» SHORT EXERCISE: Copy out the listing that follows exactly, dropping every picture.

─── TASK INPUT ───

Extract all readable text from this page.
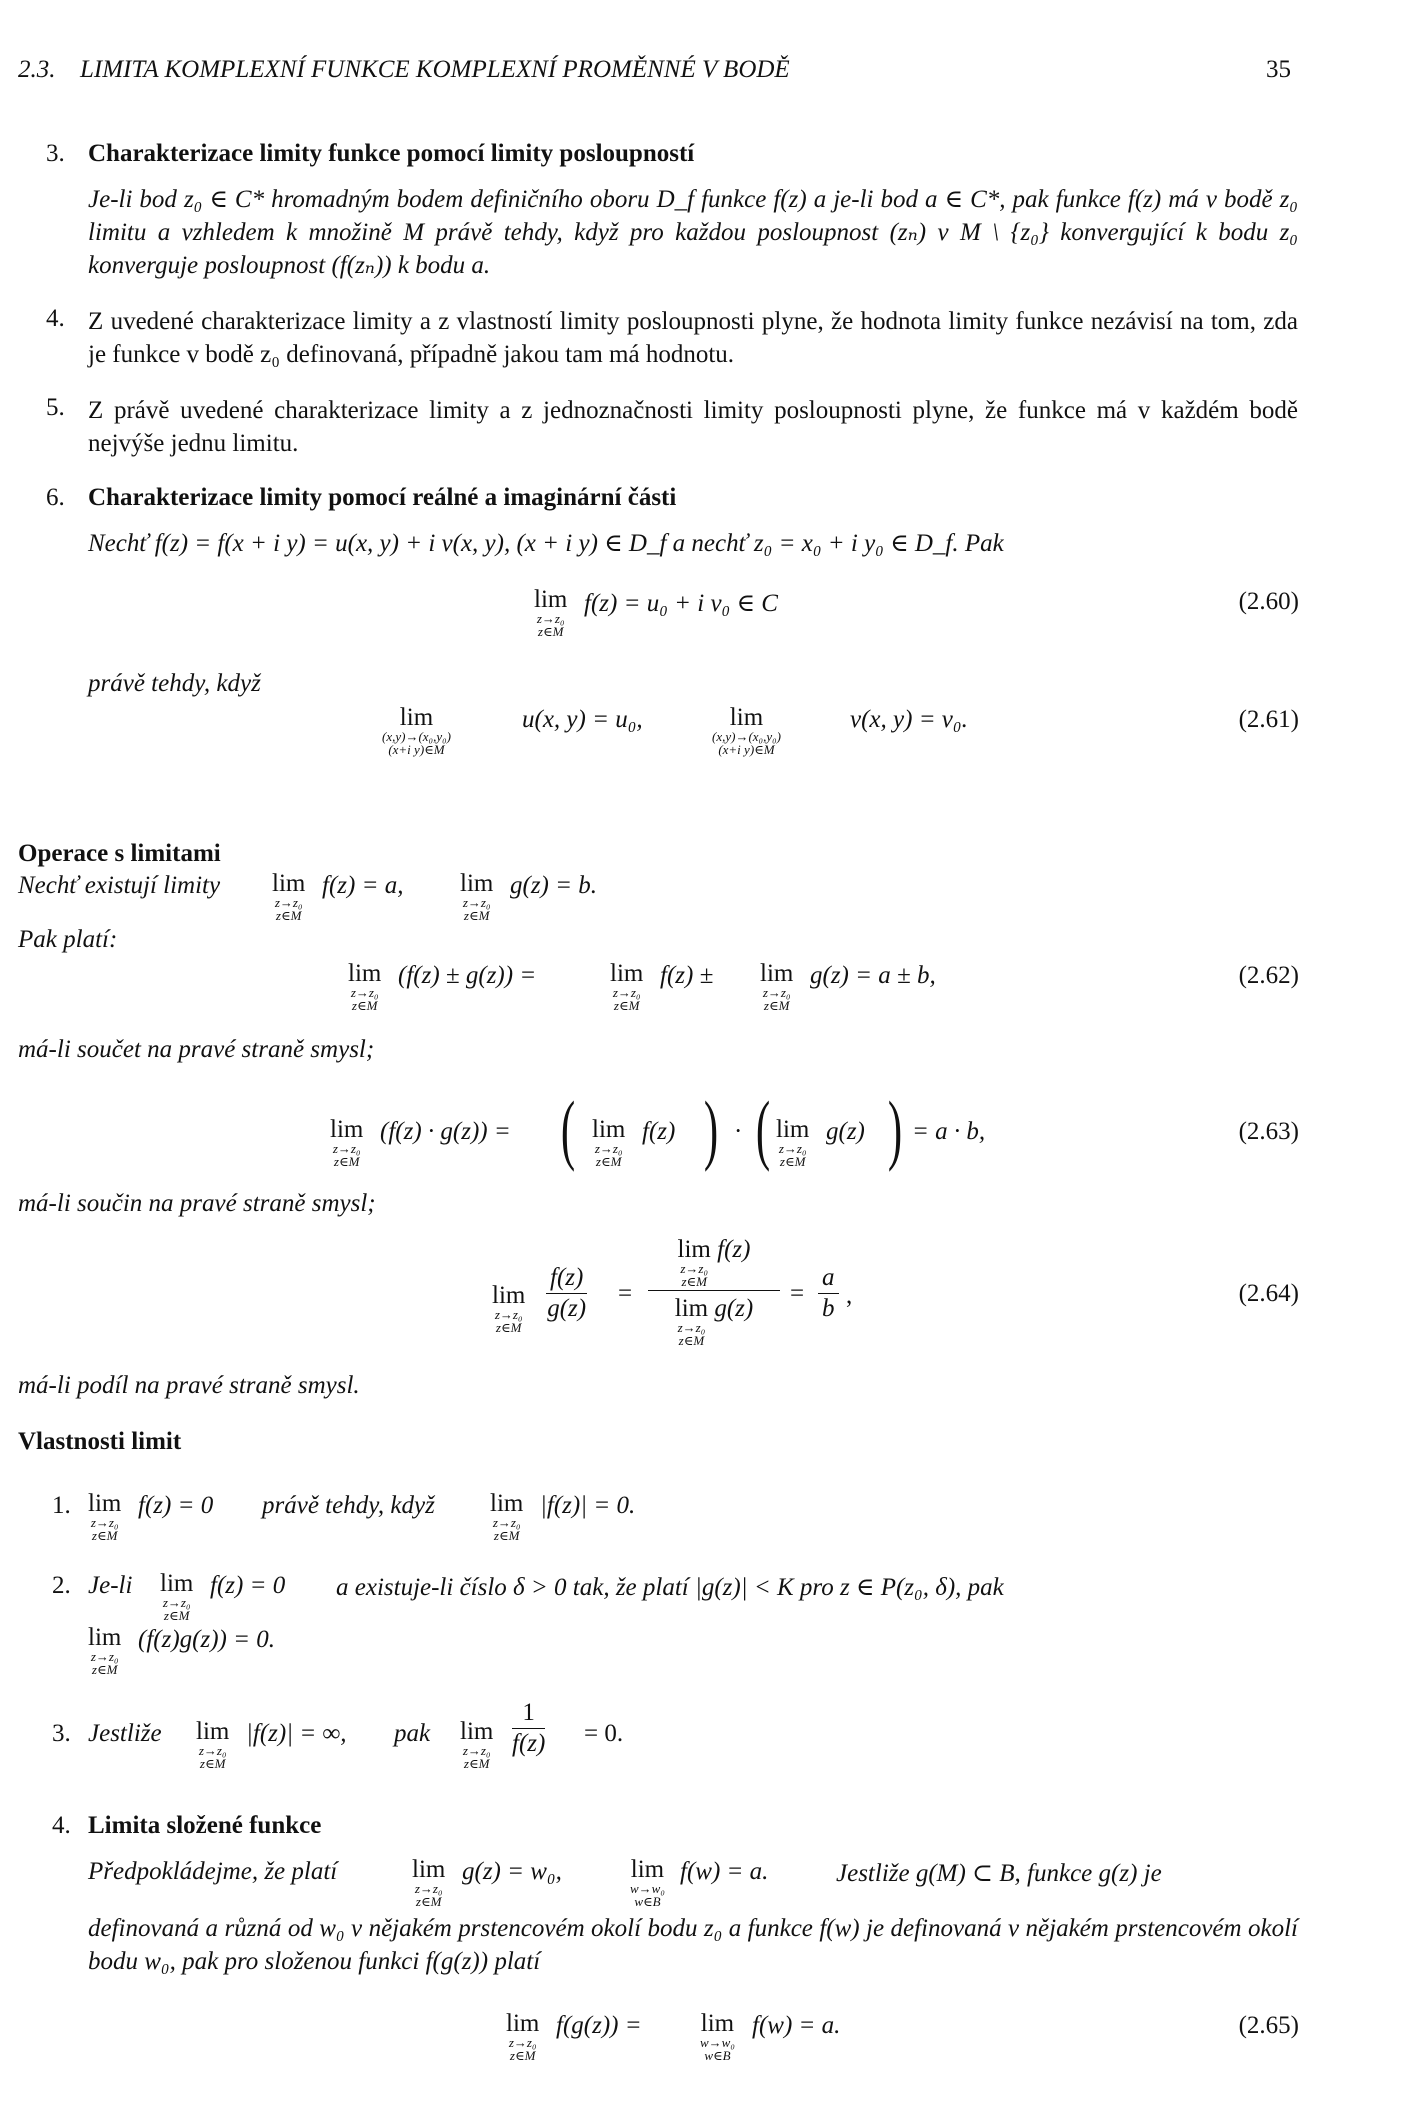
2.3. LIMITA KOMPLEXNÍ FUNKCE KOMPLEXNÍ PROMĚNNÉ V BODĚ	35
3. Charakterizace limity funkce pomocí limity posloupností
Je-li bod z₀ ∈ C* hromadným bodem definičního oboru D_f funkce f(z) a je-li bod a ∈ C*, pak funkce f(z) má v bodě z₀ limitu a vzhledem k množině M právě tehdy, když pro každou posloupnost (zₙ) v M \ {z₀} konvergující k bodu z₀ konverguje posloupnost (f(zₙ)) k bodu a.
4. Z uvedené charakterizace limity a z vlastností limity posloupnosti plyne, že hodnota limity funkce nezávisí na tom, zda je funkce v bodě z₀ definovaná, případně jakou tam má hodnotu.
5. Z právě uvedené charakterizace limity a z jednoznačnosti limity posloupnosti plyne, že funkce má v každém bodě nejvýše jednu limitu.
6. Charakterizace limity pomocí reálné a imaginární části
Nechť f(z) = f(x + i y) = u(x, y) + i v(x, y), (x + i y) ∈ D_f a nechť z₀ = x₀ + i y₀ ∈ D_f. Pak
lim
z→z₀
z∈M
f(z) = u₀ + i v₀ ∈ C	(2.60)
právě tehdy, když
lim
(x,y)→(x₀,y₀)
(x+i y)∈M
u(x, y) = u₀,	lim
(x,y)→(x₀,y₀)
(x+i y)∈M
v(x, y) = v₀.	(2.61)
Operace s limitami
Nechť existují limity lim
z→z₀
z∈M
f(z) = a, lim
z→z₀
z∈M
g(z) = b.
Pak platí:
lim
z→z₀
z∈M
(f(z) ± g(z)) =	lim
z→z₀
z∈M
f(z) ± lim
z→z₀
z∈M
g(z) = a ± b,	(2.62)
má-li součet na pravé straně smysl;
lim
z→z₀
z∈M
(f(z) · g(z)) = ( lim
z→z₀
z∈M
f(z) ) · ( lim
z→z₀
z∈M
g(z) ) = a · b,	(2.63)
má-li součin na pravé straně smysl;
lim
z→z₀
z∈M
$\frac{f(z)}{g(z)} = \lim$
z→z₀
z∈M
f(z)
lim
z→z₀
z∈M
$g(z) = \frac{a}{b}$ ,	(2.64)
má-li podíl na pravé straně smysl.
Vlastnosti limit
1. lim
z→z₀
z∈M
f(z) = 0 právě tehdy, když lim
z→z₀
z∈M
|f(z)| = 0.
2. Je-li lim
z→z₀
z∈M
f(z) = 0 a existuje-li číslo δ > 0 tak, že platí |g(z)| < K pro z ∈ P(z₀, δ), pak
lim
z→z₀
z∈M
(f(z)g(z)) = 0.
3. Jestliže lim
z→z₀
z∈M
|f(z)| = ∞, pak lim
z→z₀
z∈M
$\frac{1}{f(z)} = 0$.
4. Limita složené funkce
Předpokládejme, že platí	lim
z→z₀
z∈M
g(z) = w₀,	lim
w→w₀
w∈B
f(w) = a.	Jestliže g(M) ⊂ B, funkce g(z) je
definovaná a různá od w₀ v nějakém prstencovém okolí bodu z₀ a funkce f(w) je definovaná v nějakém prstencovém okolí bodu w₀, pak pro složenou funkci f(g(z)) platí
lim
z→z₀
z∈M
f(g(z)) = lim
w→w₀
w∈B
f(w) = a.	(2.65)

───

» SOLVED EXERCISE:
Extract all readable text from this page.
2.3. LIMITA KOMPLEXNÍ FUNKCE KOMPLEXNÍ PROMĚNNÉ V BODĚ	35
3. Charakterizace limity funkce pomocí limity posloupností
Je-li bod z₀ ∈ C* hromadným bodem definičního oboru D_f funkce f(z) a je-li bod a ∈ C*, pak funkce f(z) má v bodě z₀ limitu a vzhledem k množině M právě tehdy, když pro každou posloupnost (zₙ) v M \ {z₀} konvergující k bodu z₀ konverguje posloupnost (f(zₙ)) k bodu a.
4. Z uvedené charakterizace limity a z vlastností limity posloupnosti plyne, že hodnota limity funkce nezávisí na tom, zda je funkce v bodě z₀ definovaná, případně jakou tam má hodnotu.
5. Z právě uvedené charakterizace limity a z jednoznačnosti limity posloupnosti plyne, že funkce má v každém bodě nejvýše jednu limitu.
6. Charakterizace limity pomocí reálné a imaginární části
Nechť f(z) = f(x + i y) = u(x, y) + i v(x, y), (x + i y) ∈ D_f a nechť z₀ = x₀ + i y₀ ∈ D_f. Pak
lim
z→z₀
z∈M
f(z) = u₀ + i v₀ ∈ C	(2.60)
právě tehdy, když
lim
(x,y)→(x₀,y₀)
(x+i y)∈M
u(x, y) = u₀,	lim
(x,y)→(x₀,y₀)
(x+i y)∈M
v(x, y) = v₀.	(2.61)
Operace s limitami
Nechť existují limity lim
z→z₀
z∈M
f(z) = a, lim
z→z₀
z∈M
g(z) = b.
Pak platí:
lim
z→z₀
z∈M
(f(z) ± g(z)) =	lim
z→z₀
z∈M
f(z) ± lim
z→z₀
z∈M
g(z) = a ± b,	(2.62)
má-li součet na pravé straně smysl;
lim
z→z₀
z∈M
(f(z) · g(z)) = ( lim
z→z₀
z∈M
f(z) ) · ( lim
z→z₀
z∈M
g(z) ) = a · b,	(2.63)
má-li součin na pravé straně smysl;
lim
z→z₀
z∈M
$\frac{f(z)}{g(z)} = \lim$
z→z₀
z∈M
f(z)
lim
z→z₀
z∈M
$g(z) = \frac{a}{b}$ ,	(2.64)
má-li podíl na pravé straně smysl.
Vlastnosti limit
1. lim
z→z₀
z∈M
f(z) = 0 právě tehdy, když lim
z→z₀
z∈M
|f(z)| = 0.
2. Je-li lim
z→z₀
z∈M
f(z) = 0 a existuje-li číslo δ > 0 tak, že platí |g(z)| < K pro z ∈ P(z₀, δ), pak
lim
z→z₀
z∈M
(f(z)g(z)) = 0.
3. Jestliže lim
z→z₀
z∈M
|f(z)| = ∞, pak lim
z→z₀
z∈M
$\frac{1}{f(z)} = 0$.
4. Limita složené funkce
Předpokládejme, že platí	lim
z→z₀
z∈M
g(z) = w₀,	lim
w→w₀
w∈B
f(w) = a.	Jestliže g(M) ⊂ B, funkce g(z) je
definovaná a různá od w₀ v nějakém prstencovém okolí bodu z₀ a funkce f(w) je definovaná v nějakém prstencovém okolí bodu w₀, pak pro složenou funkci f(g(z)) platí
lim
z→z₀
z∈M
f(g(z)) = lim
w→w₀
w∈B
f(w) = a.	(2.65)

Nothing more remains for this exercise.